───── Data lines

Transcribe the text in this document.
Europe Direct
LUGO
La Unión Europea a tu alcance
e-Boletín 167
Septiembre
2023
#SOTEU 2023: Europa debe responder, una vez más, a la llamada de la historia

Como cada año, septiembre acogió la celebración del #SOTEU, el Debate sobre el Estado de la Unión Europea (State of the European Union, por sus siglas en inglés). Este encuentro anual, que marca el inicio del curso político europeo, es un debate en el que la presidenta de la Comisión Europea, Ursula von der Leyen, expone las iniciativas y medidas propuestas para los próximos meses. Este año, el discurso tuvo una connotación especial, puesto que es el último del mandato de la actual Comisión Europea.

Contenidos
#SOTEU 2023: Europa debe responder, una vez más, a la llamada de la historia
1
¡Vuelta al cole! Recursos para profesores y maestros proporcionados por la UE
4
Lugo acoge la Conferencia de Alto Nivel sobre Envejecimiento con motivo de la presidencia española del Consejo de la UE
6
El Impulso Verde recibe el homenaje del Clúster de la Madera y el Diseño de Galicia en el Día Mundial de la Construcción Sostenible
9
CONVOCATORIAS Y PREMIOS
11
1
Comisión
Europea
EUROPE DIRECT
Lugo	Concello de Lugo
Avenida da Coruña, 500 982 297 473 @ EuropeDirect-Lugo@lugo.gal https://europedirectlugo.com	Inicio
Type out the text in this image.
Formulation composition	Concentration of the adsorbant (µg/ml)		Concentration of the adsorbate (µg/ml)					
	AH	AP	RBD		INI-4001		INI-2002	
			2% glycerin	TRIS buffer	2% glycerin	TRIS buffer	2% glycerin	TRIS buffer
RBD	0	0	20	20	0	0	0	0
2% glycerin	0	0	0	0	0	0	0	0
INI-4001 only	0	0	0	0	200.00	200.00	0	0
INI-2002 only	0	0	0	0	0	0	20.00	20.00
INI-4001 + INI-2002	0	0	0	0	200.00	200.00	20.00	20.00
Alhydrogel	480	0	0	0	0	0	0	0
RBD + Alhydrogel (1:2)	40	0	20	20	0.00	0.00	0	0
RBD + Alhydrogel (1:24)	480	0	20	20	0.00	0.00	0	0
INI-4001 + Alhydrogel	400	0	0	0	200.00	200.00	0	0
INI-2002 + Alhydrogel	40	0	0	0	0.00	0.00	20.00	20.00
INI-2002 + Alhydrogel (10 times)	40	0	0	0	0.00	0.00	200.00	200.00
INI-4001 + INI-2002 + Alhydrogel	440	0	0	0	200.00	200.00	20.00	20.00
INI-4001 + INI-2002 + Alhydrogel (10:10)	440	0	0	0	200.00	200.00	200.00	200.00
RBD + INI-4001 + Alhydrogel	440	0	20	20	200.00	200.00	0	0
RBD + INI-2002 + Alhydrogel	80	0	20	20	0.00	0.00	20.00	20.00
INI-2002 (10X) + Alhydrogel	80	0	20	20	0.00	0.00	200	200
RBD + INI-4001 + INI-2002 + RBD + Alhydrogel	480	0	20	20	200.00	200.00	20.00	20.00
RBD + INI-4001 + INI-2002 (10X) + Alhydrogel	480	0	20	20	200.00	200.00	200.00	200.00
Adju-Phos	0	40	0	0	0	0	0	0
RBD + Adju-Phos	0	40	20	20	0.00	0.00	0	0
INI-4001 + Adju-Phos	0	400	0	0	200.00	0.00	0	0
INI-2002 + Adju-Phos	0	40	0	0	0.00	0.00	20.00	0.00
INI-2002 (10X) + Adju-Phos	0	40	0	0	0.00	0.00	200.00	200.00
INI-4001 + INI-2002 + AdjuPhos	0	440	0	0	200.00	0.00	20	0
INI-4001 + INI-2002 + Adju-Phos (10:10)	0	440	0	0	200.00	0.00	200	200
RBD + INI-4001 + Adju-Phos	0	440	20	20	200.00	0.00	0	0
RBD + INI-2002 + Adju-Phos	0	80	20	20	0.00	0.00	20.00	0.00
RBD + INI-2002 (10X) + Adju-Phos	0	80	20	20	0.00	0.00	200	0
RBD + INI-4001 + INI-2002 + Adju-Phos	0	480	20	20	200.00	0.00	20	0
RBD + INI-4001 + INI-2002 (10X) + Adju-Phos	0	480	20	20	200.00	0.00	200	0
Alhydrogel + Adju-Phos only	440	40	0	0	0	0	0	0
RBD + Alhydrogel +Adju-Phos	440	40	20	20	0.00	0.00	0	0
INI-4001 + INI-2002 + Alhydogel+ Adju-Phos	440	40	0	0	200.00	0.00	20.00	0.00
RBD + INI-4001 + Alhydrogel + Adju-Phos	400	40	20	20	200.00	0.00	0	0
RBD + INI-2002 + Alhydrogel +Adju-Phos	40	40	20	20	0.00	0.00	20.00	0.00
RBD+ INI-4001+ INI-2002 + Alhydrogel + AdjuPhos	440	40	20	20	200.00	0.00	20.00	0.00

──────────

Written instruction: Collect the lines of the records that include the string "Unión".

Correct output:
La Unión Europea a tu alcance
Como cada año, septiembre acogió la celebración del #SOTEU, el Debate sobre el Estado de la Unión Europea (State of the European Union, por sus siglas en inglés). Este encuentro anual, que marca el inicio del curso político europeo, es un debate en el que la presidenta de la Comisión Europea, Ursula von der Leyen, expone las iniciativas y medidas propuestas para los próximos meses. Este año, el discurso tuvo una connotación especial, puesto que es el último del mandato de la actual Comisión Europea.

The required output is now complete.